» **TASK**:
Write out each line in which the string "грузовая" is present.

begin MATERIAL SUPPLIED

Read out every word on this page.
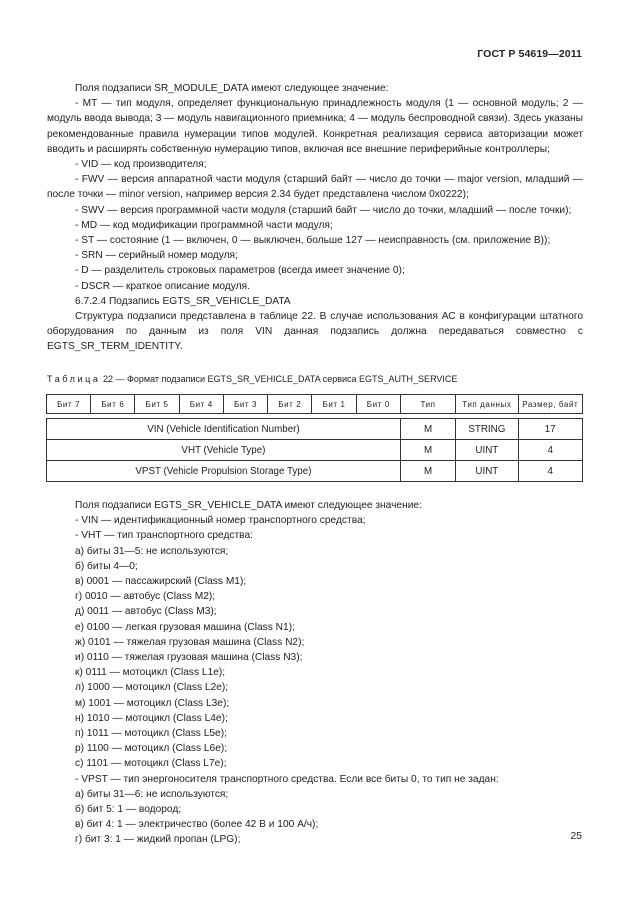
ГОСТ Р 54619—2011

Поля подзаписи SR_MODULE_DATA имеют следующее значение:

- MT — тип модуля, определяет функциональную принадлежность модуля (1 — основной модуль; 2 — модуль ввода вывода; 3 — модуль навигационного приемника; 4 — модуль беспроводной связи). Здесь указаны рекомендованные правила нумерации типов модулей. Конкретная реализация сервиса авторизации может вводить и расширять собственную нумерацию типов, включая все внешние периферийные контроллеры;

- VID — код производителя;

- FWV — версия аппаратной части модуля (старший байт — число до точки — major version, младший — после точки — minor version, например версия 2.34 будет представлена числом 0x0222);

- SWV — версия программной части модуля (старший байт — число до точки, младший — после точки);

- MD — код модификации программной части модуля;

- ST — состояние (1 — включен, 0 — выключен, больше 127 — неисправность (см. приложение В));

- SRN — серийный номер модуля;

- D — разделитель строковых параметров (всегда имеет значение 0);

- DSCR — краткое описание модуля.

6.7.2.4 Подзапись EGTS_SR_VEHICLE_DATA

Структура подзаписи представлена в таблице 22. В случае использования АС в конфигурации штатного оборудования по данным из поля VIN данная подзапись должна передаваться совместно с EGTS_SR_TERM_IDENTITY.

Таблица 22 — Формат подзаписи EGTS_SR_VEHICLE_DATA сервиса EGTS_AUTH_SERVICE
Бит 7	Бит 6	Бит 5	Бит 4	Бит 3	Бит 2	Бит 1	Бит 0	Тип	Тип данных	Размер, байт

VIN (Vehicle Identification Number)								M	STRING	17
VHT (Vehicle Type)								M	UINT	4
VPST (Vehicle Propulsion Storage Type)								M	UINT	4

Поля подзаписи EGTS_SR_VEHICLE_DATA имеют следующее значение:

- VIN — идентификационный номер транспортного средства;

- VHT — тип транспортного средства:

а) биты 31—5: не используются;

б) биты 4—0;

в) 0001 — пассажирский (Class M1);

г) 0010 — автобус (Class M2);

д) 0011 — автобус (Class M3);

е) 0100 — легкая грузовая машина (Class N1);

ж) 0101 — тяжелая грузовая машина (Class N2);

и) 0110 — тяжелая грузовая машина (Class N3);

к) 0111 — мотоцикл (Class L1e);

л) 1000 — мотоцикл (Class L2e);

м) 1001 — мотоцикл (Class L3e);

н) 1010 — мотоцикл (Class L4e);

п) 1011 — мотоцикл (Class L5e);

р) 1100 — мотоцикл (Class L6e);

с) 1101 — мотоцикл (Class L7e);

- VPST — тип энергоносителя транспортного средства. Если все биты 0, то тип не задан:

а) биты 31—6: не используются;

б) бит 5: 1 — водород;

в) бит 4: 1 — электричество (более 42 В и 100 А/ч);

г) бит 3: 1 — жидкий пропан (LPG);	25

end MATERIAL SUPPLIED

» **THE OUTPUT**:
е) 0100 — легкая грузовая машина (Class N1);
ж) 0101 — тяжелая грузовая машина (Class N2);
и) 0110 — тяжелая грузовая машина (Class N3);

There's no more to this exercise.